-- start Record extracts --
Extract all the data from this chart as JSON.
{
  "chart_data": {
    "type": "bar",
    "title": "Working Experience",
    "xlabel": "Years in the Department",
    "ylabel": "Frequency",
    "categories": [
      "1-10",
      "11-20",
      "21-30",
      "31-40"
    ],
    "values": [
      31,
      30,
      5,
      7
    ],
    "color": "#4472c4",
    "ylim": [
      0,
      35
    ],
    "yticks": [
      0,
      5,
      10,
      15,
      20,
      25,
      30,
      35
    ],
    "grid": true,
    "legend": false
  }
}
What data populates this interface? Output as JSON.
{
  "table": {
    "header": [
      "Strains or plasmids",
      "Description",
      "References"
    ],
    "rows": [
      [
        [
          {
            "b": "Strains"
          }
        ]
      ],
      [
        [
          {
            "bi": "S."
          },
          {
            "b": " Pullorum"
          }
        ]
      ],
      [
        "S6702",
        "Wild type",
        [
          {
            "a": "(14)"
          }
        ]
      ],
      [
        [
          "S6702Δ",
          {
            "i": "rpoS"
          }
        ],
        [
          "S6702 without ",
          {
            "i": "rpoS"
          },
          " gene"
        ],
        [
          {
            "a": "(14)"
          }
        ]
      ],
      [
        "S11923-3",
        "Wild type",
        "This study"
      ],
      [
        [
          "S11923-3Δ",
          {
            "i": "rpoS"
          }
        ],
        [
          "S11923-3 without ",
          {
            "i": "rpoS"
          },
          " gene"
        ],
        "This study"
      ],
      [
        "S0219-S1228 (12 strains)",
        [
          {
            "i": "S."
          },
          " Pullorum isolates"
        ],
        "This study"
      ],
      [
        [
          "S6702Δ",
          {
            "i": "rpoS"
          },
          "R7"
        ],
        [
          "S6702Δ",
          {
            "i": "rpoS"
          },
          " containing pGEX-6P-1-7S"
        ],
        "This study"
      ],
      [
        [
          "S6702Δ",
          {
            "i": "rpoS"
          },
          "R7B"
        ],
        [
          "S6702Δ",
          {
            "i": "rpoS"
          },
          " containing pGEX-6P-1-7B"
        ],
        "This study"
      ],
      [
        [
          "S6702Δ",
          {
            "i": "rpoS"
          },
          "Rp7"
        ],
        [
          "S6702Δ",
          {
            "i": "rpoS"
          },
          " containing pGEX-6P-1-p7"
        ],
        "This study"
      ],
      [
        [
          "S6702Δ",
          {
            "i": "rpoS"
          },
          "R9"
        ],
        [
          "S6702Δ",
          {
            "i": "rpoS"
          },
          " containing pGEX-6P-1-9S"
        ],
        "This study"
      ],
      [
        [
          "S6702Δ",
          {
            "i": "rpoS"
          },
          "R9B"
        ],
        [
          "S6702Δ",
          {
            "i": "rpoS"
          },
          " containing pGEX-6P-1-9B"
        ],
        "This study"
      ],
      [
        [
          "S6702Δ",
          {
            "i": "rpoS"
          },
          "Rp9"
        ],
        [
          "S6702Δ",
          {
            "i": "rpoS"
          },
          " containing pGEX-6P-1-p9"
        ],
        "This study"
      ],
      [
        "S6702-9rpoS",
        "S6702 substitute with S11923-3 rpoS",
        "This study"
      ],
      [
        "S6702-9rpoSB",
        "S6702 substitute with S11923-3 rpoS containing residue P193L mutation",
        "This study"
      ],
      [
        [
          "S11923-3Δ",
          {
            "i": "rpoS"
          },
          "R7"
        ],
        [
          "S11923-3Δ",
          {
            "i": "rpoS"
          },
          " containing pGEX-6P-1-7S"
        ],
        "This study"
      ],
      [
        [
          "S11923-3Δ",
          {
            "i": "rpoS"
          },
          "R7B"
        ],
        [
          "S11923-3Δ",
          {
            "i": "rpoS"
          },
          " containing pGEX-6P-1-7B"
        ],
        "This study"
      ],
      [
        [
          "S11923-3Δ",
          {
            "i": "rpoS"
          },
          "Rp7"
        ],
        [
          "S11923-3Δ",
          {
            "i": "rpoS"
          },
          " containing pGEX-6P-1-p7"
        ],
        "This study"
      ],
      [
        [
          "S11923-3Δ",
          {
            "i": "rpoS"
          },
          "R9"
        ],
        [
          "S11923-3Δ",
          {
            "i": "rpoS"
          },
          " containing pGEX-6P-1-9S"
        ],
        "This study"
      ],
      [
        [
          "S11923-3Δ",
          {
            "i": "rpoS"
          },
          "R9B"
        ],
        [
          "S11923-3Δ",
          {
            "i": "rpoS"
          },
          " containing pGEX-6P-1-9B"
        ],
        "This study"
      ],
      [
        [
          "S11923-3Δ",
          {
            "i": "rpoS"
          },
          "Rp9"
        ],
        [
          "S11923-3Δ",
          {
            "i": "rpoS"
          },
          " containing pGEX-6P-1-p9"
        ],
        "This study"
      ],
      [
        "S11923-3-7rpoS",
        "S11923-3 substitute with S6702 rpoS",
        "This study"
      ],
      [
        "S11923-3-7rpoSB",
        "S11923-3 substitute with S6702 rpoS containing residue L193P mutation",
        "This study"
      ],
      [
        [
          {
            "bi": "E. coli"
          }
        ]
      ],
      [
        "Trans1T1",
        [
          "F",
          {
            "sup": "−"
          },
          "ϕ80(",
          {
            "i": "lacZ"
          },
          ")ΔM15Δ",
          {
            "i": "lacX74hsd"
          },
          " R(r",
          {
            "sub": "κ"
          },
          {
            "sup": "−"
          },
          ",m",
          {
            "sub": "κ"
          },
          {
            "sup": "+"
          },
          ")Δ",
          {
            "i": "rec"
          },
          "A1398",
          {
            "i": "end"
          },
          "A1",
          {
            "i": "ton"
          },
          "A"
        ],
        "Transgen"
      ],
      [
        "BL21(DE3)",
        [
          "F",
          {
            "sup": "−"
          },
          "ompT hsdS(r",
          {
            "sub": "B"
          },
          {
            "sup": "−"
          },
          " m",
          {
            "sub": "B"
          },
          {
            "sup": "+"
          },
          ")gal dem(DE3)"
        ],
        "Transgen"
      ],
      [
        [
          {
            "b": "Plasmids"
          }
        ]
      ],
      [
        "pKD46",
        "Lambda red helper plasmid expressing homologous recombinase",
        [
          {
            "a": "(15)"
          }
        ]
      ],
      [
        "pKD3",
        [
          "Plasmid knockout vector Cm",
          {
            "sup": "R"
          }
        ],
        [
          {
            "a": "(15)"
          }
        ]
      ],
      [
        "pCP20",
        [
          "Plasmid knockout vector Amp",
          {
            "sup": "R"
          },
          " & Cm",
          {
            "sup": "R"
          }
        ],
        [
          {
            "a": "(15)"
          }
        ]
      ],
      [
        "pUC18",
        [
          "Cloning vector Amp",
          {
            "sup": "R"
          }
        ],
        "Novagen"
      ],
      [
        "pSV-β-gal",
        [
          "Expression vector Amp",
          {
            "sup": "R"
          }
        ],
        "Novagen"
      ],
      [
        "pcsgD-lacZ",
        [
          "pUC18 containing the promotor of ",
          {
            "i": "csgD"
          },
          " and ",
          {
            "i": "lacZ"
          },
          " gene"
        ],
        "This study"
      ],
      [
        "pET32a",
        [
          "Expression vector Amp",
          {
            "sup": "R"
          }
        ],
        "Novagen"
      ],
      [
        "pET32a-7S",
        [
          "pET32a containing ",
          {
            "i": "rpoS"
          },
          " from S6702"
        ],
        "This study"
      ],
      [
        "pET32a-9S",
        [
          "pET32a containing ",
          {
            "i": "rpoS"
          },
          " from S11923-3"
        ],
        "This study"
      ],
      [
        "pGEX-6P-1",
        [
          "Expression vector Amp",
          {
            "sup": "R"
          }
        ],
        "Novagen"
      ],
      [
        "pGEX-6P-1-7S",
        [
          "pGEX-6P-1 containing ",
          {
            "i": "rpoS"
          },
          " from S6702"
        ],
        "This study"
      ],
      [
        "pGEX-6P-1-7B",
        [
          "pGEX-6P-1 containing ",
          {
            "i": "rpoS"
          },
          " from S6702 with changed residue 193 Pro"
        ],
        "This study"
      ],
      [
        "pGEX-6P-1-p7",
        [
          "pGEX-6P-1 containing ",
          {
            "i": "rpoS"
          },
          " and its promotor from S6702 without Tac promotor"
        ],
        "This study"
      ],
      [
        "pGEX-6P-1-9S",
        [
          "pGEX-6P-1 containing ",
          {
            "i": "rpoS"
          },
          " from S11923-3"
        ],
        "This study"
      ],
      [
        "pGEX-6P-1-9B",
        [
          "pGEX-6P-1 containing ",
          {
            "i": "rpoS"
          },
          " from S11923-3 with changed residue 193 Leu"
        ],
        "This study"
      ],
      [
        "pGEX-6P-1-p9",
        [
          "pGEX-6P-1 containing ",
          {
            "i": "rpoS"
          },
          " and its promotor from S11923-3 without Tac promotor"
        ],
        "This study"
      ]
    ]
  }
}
-- end Record extracts --
▶ _Stated problem_
Work out how many lines of the material above contain the word "from", then give only that figure.

▶ _Task solution_
9